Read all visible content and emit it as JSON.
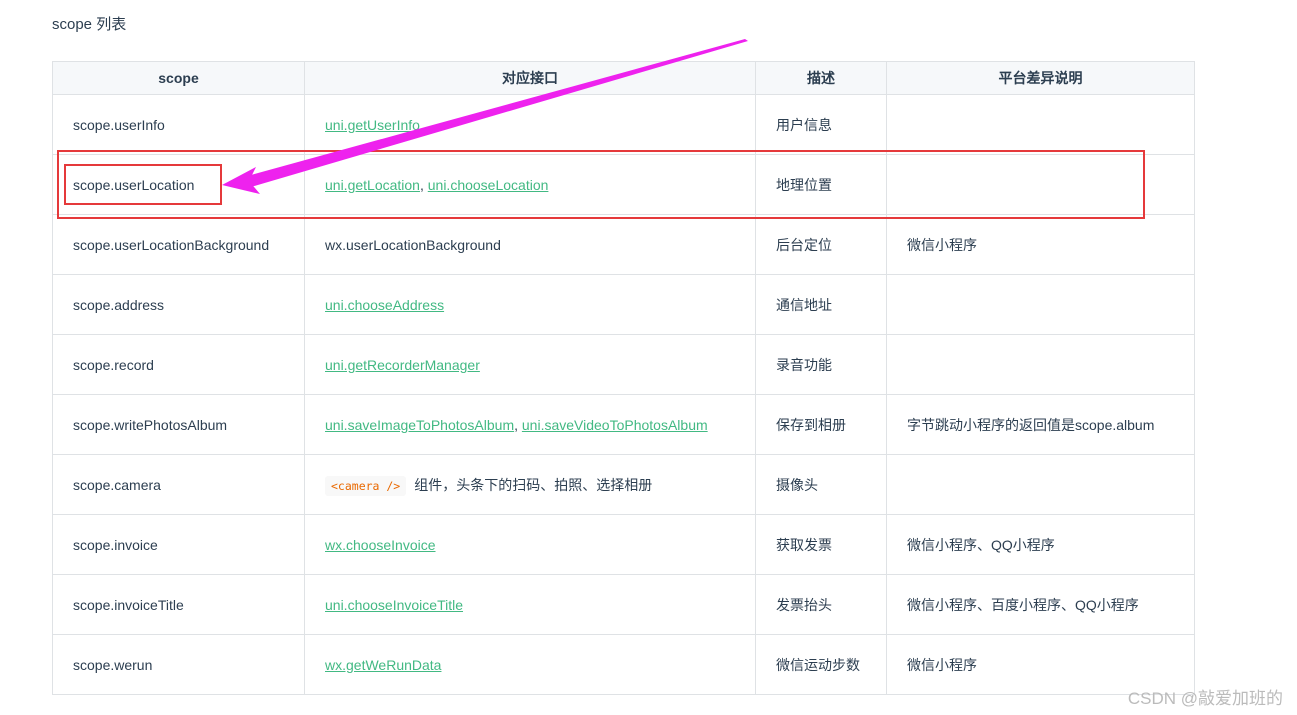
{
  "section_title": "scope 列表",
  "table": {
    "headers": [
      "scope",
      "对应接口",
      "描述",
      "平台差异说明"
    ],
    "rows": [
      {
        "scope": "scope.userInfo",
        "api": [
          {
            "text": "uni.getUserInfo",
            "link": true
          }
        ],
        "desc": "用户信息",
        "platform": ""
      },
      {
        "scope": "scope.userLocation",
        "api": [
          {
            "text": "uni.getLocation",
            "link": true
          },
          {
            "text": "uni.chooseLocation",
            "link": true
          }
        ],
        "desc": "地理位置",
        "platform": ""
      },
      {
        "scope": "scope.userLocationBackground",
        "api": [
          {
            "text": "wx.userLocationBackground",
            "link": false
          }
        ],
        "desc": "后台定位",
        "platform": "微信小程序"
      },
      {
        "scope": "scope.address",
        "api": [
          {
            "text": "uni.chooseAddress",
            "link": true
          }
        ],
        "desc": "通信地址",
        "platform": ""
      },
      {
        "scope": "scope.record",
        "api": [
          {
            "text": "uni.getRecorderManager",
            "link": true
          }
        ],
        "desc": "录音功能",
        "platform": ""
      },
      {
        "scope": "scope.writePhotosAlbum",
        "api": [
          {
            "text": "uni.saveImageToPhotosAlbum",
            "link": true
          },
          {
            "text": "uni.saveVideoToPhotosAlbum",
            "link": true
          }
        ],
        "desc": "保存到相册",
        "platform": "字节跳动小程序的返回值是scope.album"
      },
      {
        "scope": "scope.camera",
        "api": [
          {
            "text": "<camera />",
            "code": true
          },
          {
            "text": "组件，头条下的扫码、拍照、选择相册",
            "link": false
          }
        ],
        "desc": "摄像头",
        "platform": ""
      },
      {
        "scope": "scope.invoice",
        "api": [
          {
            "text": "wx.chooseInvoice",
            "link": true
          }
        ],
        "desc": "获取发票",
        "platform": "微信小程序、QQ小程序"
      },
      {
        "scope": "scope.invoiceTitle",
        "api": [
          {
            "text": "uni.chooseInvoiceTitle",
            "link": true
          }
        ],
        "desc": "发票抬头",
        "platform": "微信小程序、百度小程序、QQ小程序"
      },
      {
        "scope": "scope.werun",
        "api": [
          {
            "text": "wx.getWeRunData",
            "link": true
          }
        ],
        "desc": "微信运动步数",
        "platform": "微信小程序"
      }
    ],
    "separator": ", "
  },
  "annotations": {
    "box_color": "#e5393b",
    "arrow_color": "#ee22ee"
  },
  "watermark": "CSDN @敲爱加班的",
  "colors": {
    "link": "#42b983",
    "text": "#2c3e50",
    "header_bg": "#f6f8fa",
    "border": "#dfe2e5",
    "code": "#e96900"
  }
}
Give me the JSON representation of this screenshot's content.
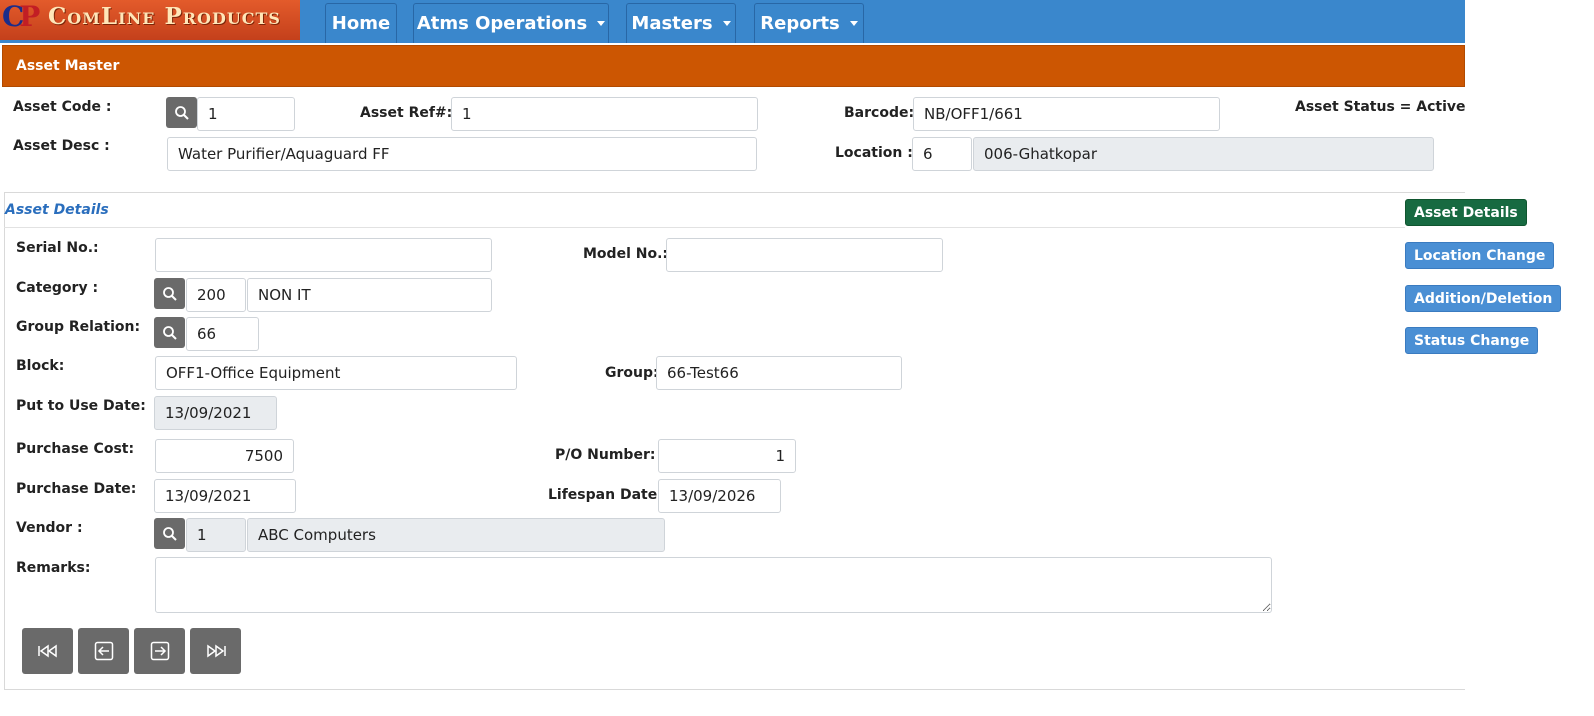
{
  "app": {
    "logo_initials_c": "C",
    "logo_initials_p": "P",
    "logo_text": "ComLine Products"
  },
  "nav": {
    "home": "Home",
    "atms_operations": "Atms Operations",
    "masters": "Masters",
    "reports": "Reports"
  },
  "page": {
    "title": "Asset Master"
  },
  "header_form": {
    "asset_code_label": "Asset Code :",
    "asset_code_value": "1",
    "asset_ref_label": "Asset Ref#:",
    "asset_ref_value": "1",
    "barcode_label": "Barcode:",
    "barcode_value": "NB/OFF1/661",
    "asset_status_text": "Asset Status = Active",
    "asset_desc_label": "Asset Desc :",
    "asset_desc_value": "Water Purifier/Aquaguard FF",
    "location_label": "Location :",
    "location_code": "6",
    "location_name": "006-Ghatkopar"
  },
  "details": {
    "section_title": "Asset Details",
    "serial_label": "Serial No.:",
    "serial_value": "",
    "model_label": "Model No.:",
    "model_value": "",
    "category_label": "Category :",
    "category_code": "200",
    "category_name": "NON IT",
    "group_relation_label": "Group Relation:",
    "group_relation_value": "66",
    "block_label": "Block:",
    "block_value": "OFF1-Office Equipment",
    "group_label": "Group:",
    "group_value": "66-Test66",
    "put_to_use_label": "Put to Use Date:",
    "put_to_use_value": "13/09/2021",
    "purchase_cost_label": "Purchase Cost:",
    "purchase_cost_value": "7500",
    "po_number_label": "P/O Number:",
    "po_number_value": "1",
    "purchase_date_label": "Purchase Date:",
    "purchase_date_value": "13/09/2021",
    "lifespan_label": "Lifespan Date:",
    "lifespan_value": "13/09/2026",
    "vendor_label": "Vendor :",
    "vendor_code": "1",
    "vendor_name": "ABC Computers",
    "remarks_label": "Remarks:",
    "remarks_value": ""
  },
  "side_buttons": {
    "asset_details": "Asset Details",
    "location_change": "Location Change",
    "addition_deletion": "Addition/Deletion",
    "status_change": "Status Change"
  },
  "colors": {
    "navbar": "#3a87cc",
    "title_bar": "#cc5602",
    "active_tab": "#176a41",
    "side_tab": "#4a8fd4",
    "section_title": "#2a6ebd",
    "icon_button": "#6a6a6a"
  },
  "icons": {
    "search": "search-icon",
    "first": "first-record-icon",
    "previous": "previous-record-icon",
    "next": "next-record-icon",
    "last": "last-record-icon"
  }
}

####################

Exercise requirements ->
Reproduce the entries above exactly. Do not include the images.

Problem solution ->
Read all visible content and emit it as JSON.
{
  "section_title": "scope 列表",
  "table": {
    "headers": [
      "scope",
      "对应接口",
      "描述",
      "平台差异说明"
    ],
    "rows": [
      {
        "scope": "scope.userInfo",
        "api": [
          {
            "text": "uni.getUserInfo",
            "link": true
          }
        ],
        "desc": "用户信息",
        "platform": ""
      },
      {
        "scope": "scope.userLocation",
        "api": [
          {
            "text": "uni.getLocation",
            "link": true
          },
          {
            "text": "uni.chooseLocation",
            "link": true
          }
        ],
        "desc": "地理位置",
        "platform": ""
      },
      {
        "scope": "scope.userLocationBackground",
        "api": [
          {
            "text": "wx.userLocationBackground",
            "link": false
          }
        ],
        "desc": "后台定位",
        "platform": "微信小程序"
      },
      {
        "scope": "scope.address",
        "api": [
          {
            "text": "uni.chooseAddress",
            "link": true
          }
        ],
        "desc": "通信地址",
        "platform": ""
      },
      {
        "scope": "scope.record",
        "api": [
          {
            "text": "uni.getRecorderManager",
            "link": true
          }
        ],
        "desc": "录音功能",
        "platform": ""
      },
      {
        "scope": "scope.writePhotosAlbum",
        "api": [
          {
            "text": "uni.saveImageToPhotosAlbum",
            "link": true
          },
          {
            "text": "uni.saveVideoToPhotosAlbum",
            "link": true
          }
        ],
        "desc": "保存到相册",
        "platform": "字节跳动小程序的返回值是scope.album"
      },
      {
        "scope": "scope.camera",
        "api": [
          {
            "text": "<camera />",
            "code": true
          },
          {
            "text": "组件，头条下的扫码、拍照、选择相册",
            "link": false
          }
        ],
        "desc": "摄像头",
        "platform": ""
      },
      {
        "scope": "scope.invoice",
        "api": [
          {
            "text": "wx.chooseInvoice",
            "link": true
          }
        ],
        "desc": "获取发票",
        "platform": "微信小程序、QQ小程序"
      },
      {
        "scope": "scope.invoiceTitle",
        "api": [
          {
            "text": "uni.chooseInvoiceTitle",
            "link": true
          }
        ],
        "desc": "发票抬头",
        "platform": "微信小程序、百度小程序、QQ小程序"
      },
      {
        "scope": "scope.werun",
        "api": [
          {
            "text": "wx.getWeRunData",
            "link": true
          }
        ],
        "desc": "微信运动步数",
        "platform": "微信小程序"
      }
    ],
    "separator": ", "
  },
  "annotations": {
    "box_color": "#e5393b",
    "arrow_color": "#ee22ee"
  },
  "watermark": "CSDN @敲爱加班的",
  "colors": {
    "link": "#42b983",
    "text": "#2c3e50",
    "header_bg": "#f6f8fa",
    "border": "#dfe2e5",
    "code": "#e96900"
  }
}
Give me the JSON representation of this screenshot's content.
{
  "app": {
    "logo_initials_c": "C",
    "logo_initials_p": "P",
    "logo_text": "ComLine Products"
  },
  "nav": {
    "home": "Home",
    "atms_operations": "Atms Operations",
    "masters": "Masters",
    "reports": "Reports"
  },
  "page": {
    "title": "Asset Master"
  },
  "header_form": {
    "asset_code_label": "Asset Code :",
    "asset_code_value": "1",
    "asset_ref_label": "Asset Ref#:",
    "asset_ref_value": "1",
    "barcode_label": "Barcode:",
    "barcode_value": "NB/OFF1/661",
    "asset_status_text": "Asset Status = Active",
    "asset_desc_label": "Asset Desc :",
    "asset_desc_value": "Water Purifier/Aquaguard FF",
    "location_label": "Location :",
    "location_code": "6",
    "location_name": "006-Ghatkopar"
  },
  "details": {
    "section_title": "Asset Details",
    "serial_label": "Serial No.:",
    "serial_value": "",
    "model_label": "Model No.:",
    "model_value": "",
    "category_label": "Category :",
    "category_code": "200",
    "category_name": "NON IT",
    "group_relation_label": "Group Relation:",
    "group_relation_value": "66",
    "block_label": "Block:",
    "block_value": "OFF1-Office Equipment",
    "group_label": "Group:",
    "group_value": "66-Test66",
    "put_to_use_label": "Put to Use Date:",
    "put_to_use_value": "13/09/2021",
    "purchase_cost_label": "Purchase Cost:",
    "purchase_cost_value": "7500",
    "po_number_label": "P/O Number:",
    "po_number_value": "1",
    "purchase_date_label": "Purchase Date:",
    "purchase_date_value": "13/09/2021",
    "lifespan_label": "Lifespan Date:",
    "lifespan_value": "13/09/2026",
    "vendor_label": "Vendor :",
    "vendor_code": "1",
    "vendor_name": "ABC Computers",
    "remarks_label": "Remarks:",
    "remarks_value": ""
  },
  "side_buttons": {
    "asset_details": "Asset Details",
    "location_change": "Location Change",
    "addition_deletion": "Addition/Deletion",
    "status_change": "Status Change"
  },
  "colors": {
    "navbar": "#3a87cc",
    "title_bar": "#cc5602",
    "active_tab": "#176a41",
    "side_tab": "#4a8fd4",
    "section_title": "#2a6ebd",
    "icon_button": "#6a6a6a"
  },
  "icons": {
    "search": "search-icon",
    "first": "first-record-icon",
    "previous": "previous-record-icon",
    "next": "next-record-icon",
    "last": "last-record-icon"
  }
}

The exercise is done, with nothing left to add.